■ WORK INSTRUCTIONS ■
Present each line of the entries below that holds the word "Participação".

Saved entries:

----

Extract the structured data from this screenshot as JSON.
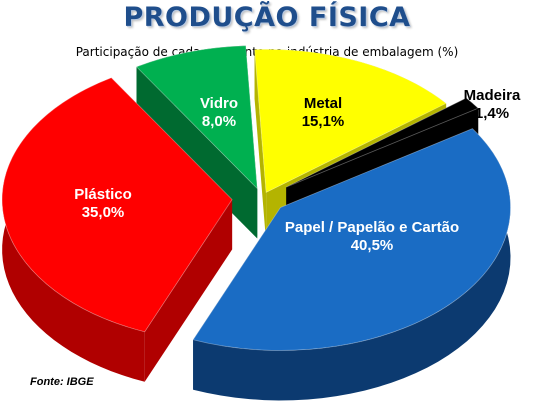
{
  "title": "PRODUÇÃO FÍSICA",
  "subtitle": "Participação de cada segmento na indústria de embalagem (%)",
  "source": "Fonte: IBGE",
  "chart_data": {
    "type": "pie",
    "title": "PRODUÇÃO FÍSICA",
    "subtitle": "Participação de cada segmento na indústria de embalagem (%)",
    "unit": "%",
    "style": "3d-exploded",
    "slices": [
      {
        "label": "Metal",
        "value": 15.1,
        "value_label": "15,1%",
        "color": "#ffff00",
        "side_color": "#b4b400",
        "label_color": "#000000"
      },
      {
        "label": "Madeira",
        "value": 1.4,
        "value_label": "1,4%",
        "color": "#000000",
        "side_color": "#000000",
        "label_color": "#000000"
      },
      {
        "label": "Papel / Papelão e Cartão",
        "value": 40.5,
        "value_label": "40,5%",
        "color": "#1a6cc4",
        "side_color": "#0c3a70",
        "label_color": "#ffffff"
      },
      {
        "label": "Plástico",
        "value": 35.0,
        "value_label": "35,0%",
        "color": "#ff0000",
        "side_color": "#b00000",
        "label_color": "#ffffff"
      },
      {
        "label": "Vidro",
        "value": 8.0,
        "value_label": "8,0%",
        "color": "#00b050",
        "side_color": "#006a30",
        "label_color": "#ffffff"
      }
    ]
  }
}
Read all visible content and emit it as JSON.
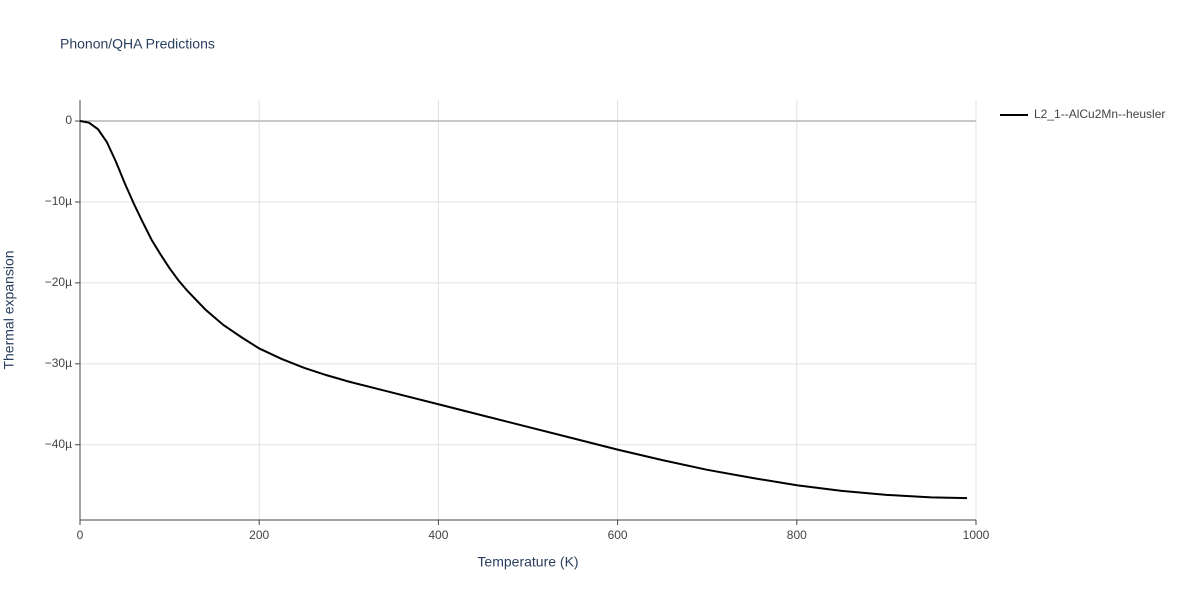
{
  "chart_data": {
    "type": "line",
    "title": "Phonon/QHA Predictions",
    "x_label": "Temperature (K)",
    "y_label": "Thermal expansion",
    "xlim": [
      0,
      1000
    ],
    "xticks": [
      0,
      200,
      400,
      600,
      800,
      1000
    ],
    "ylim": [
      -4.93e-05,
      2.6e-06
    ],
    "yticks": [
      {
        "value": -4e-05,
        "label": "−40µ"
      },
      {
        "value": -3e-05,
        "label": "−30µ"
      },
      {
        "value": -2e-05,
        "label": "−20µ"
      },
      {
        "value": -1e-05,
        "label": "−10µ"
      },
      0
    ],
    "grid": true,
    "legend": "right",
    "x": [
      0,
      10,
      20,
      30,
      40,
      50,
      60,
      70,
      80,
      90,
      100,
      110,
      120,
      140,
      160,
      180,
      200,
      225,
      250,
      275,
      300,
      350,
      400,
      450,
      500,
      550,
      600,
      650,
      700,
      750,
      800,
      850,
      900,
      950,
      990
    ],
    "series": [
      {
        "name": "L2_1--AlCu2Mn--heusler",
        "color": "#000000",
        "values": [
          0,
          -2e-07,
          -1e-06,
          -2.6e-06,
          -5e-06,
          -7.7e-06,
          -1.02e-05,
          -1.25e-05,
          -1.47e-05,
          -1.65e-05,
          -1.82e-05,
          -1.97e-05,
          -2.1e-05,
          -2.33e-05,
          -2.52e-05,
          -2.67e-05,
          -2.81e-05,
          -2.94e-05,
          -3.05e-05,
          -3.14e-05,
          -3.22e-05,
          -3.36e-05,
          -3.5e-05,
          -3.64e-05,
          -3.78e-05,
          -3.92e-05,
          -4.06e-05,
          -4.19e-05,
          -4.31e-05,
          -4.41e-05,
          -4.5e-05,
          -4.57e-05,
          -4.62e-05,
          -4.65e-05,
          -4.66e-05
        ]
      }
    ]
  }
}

----

■ FULL RESPONSE ■
  "subtitle": "Participação de cada segmento na indústria de embalagem (%)",
    "subtitle": "Participação de cada segmento na indústria de embalagem (%)",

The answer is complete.